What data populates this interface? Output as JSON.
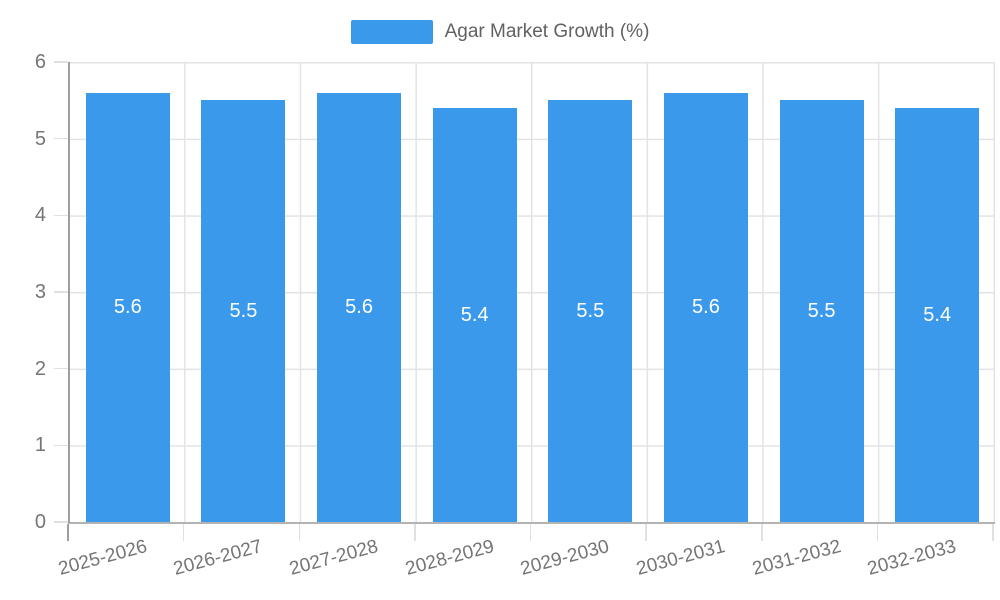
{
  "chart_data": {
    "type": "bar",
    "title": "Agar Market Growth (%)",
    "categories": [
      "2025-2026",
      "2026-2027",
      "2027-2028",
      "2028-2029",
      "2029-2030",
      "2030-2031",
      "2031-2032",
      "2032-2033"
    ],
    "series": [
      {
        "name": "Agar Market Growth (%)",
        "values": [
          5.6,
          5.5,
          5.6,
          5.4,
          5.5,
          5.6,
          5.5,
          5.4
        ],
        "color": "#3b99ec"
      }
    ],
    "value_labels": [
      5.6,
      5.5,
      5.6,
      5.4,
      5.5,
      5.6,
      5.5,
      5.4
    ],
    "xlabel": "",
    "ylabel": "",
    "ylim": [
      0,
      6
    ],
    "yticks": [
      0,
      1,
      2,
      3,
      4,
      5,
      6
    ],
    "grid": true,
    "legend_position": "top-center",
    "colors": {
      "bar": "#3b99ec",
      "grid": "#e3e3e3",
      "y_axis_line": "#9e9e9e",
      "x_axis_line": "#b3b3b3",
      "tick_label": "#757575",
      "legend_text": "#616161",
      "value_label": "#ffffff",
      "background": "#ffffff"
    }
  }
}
_ _ _ _
-- Request --
Would you return the data exactly as written, without the pictures?

-- Response to the exercise --
What data populates this interface? Output as JSON.
{
  "chart_data": {
    "type": "bar",
    "title": "Agar Market Growth (%)",
    "categories": [
      "2025-2026",
      "2026-2027",
      "2027-2028",
      "2028-2029",
      "2029-2030",
      "2030-2031",
      "2031-2032",
      "2032-2033"
    ],
    "series": [
      {
        "name": "Agar Market Growth (%)",
        "values": [
          5.6,
          5.5,
          5.6,
          5.4,
          5.5,
          5.6,
          5.5,
          5.4
        ],
        "color": "#3b99ec"
      }
    ],
    "value_labels": [
      5.6,
      5.5,
      5.6,
      5.4,
      5.5,
      5.6,
      5.5,
      5.4
    ],
    "xlabel": "",
    "ylabel": "",
    "ylim": [
      0,
      6
    ],
    "yticks": [
      0,
      1,
      2,
      3,
      4,
      5,
      6
    ],
    "grid": true,
    "legend_position": "top-center",
    "colors": {
      "bar": "#3b99ec",
      "grid": "#e3e3e3",
      "y_axis_line": "#9e9e9e",
      "x_axis_line": "#b3b3b3",
      "tick_label": "#757575",
      "legend_text": "#616161",
      "value_label": "#ffffff",
      "background": "#ffffff"
    }
  }
}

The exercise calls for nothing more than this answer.